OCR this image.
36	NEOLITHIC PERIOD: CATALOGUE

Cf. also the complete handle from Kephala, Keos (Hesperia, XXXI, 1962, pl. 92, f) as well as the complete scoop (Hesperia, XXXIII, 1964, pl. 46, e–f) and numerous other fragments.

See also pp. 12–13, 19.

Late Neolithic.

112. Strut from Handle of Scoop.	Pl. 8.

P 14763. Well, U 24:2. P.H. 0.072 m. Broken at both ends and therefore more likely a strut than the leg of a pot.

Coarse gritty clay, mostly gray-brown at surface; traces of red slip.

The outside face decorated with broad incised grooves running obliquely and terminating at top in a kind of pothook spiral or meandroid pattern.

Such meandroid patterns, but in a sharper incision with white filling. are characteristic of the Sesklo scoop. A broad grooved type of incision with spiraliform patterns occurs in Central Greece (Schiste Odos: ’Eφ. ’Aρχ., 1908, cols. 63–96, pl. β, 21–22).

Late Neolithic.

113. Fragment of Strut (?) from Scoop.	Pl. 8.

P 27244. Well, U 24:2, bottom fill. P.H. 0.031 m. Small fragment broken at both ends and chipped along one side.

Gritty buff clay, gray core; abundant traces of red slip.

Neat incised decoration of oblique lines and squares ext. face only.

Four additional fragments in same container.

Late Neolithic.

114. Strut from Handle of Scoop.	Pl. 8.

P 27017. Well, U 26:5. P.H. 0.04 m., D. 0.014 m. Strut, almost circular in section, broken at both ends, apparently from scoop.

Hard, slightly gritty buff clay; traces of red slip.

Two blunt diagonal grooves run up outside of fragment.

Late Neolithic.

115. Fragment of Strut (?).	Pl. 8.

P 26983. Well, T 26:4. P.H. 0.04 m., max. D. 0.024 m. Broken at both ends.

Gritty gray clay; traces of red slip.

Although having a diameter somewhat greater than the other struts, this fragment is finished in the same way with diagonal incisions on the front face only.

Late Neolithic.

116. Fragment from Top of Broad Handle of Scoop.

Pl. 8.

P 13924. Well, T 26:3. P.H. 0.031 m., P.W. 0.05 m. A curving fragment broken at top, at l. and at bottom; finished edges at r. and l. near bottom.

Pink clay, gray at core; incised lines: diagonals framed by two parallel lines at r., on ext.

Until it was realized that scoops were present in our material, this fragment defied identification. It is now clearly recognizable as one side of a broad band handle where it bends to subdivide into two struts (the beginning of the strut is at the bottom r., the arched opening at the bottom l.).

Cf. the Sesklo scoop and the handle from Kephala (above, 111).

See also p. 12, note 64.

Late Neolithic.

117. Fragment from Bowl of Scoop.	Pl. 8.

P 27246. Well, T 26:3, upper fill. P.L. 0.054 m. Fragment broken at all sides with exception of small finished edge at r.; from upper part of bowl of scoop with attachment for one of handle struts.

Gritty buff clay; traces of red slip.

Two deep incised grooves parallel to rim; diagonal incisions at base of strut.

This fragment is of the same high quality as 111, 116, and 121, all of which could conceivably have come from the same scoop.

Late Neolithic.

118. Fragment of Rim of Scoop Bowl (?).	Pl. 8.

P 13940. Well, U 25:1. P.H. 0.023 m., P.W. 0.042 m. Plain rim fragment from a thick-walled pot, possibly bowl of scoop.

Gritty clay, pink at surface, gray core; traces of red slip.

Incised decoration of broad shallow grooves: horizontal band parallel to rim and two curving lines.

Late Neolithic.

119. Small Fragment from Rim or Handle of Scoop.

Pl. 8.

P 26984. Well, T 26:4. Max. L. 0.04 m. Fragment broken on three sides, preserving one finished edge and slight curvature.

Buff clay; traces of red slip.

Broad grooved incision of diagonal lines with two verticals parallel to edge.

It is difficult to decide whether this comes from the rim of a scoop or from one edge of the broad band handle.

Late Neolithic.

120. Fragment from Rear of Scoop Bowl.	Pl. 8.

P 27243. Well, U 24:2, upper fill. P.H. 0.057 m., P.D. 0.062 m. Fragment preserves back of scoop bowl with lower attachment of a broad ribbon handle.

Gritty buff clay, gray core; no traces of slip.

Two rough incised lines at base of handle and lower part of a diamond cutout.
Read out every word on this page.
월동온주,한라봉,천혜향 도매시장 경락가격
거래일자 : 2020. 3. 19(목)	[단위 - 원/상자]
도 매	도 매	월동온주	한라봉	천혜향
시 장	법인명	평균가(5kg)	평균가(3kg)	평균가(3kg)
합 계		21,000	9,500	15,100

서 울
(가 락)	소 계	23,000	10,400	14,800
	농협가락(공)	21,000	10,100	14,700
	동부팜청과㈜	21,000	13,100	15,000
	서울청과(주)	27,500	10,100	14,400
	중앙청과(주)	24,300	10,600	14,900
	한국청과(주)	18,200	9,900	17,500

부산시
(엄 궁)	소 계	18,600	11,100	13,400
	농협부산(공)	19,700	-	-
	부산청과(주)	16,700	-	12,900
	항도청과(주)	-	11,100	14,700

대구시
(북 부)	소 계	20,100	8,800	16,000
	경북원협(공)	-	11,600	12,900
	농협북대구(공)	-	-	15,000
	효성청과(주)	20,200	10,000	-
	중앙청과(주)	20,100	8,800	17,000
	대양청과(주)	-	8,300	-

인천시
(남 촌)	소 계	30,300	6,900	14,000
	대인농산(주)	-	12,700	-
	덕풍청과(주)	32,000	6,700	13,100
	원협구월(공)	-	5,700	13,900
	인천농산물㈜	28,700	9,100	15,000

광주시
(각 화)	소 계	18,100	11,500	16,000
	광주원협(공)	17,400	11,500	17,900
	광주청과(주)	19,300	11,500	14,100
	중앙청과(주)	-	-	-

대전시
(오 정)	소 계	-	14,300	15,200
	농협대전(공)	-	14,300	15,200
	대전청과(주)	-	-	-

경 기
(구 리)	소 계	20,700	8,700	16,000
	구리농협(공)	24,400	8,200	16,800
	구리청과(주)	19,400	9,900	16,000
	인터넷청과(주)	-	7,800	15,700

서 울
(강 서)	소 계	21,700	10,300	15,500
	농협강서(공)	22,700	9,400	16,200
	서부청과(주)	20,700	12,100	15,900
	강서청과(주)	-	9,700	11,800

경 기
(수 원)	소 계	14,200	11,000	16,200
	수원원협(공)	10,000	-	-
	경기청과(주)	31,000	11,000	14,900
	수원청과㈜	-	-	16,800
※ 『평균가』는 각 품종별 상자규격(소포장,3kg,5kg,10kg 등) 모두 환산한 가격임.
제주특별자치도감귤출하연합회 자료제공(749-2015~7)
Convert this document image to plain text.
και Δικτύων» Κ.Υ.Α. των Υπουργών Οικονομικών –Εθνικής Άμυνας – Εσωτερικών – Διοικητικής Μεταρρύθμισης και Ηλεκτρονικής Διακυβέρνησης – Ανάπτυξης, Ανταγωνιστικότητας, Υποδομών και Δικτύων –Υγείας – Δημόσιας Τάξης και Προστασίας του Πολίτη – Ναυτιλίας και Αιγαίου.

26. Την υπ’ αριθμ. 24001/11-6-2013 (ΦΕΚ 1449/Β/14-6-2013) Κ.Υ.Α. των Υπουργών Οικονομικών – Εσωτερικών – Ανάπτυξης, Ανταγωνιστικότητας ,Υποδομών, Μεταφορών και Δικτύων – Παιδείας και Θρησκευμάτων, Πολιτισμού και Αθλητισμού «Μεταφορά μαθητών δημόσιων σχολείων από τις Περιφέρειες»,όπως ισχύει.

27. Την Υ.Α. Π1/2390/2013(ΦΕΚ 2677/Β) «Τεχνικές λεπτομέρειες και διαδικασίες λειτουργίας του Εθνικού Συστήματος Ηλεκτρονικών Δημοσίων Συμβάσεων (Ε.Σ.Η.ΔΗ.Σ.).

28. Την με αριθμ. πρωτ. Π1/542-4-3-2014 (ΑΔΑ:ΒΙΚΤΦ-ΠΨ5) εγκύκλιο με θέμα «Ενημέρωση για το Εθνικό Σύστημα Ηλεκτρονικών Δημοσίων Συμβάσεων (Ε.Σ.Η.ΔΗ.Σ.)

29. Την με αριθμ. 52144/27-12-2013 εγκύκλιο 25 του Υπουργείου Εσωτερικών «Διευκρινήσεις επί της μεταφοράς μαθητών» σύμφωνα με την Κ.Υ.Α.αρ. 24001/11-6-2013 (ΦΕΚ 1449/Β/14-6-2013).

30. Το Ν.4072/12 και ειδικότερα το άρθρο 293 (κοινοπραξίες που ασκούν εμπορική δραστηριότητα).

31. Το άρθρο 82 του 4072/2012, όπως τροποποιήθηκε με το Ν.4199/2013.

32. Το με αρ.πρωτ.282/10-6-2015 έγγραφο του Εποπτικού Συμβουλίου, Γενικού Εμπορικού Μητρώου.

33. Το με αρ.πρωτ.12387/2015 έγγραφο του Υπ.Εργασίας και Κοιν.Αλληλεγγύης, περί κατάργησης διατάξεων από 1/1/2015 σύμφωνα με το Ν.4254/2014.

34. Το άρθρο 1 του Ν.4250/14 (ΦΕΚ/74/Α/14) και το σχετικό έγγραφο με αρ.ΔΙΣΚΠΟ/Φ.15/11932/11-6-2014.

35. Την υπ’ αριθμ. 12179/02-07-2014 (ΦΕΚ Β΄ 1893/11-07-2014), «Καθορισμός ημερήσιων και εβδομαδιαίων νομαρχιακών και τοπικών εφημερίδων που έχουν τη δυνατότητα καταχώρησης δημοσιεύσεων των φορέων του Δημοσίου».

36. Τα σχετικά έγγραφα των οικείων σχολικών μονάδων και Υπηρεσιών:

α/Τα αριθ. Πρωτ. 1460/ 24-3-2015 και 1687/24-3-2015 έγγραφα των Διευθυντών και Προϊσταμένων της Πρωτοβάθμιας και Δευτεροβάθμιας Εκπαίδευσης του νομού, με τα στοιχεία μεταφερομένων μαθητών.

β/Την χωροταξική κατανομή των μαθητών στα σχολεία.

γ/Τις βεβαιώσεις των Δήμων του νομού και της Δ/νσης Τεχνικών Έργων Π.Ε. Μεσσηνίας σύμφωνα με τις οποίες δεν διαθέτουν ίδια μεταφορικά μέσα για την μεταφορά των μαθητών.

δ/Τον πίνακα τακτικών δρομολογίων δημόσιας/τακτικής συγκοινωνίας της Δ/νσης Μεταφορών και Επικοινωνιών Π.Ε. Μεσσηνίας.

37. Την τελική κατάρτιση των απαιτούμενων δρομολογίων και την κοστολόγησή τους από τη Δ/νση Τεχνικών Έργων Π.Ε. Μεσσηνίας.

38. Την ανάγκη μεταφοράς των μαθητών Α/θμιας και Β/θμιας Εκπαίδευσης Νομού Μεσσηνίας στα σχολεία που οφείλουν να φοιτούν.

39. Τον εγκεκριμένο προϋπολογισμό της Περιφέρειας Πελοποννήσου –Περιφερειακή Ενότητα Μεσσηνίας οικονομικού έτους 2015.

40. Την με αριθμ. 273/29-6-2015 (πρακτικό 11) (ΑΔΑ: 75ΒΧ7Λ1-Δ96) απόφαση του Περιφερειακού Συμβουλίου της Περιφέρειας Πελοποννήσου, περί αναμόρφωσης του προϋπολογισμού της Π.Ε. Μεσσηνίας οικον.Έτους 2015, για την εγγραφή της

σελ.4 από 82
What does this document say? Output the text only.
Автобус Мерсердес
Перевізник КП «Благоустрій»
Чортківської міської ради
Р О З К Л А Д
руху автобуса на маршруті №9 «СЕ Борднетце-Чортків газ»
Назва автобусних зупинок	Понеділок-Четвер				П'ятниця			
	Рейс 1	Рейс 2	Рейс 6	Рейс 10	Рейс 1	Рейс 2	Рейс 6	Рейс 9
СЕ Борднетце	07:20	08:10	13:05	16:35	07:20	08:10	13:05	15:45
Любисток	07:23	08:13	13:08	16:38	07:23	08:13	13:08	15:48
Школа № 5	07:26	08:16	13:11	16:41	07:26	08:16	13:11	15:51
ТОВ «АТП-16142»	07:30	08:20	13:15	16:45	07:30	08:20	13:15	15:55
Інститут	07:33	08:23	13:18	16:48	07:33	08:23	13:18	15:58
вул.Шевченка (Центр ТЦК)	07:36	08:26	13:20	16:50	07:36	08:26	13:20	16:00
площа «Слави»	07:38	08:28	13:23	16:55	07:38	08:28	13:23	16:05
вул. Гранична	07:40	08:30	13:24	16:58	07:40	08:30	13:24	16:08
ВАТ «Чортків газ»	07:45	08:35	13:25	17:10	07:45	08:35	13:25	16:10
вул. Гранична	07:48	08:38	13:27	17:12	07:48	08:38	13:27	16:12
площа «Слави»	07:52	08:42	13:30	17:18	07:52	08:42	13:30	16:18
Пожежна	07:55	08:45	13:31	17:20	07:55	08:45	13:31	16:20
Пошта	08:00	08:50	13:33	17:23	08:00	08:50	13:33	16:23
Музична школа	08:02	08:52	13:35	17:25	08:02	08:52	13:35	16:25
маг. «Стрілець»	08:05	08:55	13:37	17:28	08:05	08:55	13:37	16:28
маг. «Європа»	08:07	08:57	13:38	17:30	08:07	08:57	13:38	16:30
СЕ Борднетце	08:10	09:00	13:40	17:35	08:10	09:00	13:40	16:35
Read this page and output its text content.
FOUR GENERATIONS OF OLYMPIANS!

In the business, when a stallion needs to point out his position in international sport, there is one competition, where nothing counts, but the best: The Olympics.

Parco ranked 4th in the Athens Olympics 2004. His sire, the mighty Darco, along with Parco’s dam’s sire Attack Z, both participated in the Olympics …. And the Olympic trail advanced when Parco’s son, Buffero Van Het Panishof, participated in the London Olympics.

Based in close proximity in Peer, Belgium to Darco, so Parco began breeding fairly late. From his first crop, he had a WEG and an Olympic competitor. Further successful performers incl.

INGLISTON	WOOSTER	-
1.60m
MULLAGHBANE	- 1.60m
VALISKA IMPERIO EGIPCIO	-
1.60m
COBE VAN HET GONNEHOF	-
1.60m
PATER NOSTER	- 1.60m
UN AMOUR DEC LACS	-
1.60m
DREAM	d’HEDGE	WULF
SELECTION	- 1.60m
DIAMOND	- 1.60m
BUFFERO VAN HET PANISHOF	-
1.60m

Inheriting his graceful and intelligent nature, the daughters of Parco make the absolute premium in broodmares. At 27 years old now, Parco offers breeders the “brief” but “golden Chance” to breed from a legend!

=======

Short problem:
Transcribe, word for word, every line from the one containing "Read this page and output its text content." through the final line of the entries, and nothing else.

Reply:
Read this page and output its text content.
FOUR GENERATIONS OF OLYMPIANS!

In the business, when a stallion needs to point out his position in international sport, there is one competition, where nothing counts, but the best: The Olympics.

Parco ranked 4th in the Athens Olympics 2004. His sire, the mighty Darco, along with Parco’s dam’s sire Attack Z, both participated in the Olympics …. And the Olympic trail advanced when Parco’s son, Buffero Van Het Panishof, participated in the London Olympics.

Based in close proximity in Peer, Belgium to Darco, so Parco began breeding fairly late. From his first crop, he had a WEG and an Olympic competitor. Further successful performers incl.

INGLISTON	WOOSTER	-
1.60m
MULLAGHBANE	- 1.60m
VALISKA IMPERIO EGIPCIO	-
1.60m
COBE VAN HET GONNEHOF	-
1.60m
PATER NOSTER	- 1.60m
UN AMOUR DEC LACS	-
1.60m
DREAM	d’HEDGE	WULF
SELECTION	- 1.60m
DIAMOND	- 1.60m
BUFFERO VAN HET PANISHOF	-
1.60m

Inheriting his graceful and intelligent nature, the daughters of Parco make the absolute premium in broodmares. At 27 years old now, Parco offers breeders the “brief” but “golden Chance” to breed from a legend!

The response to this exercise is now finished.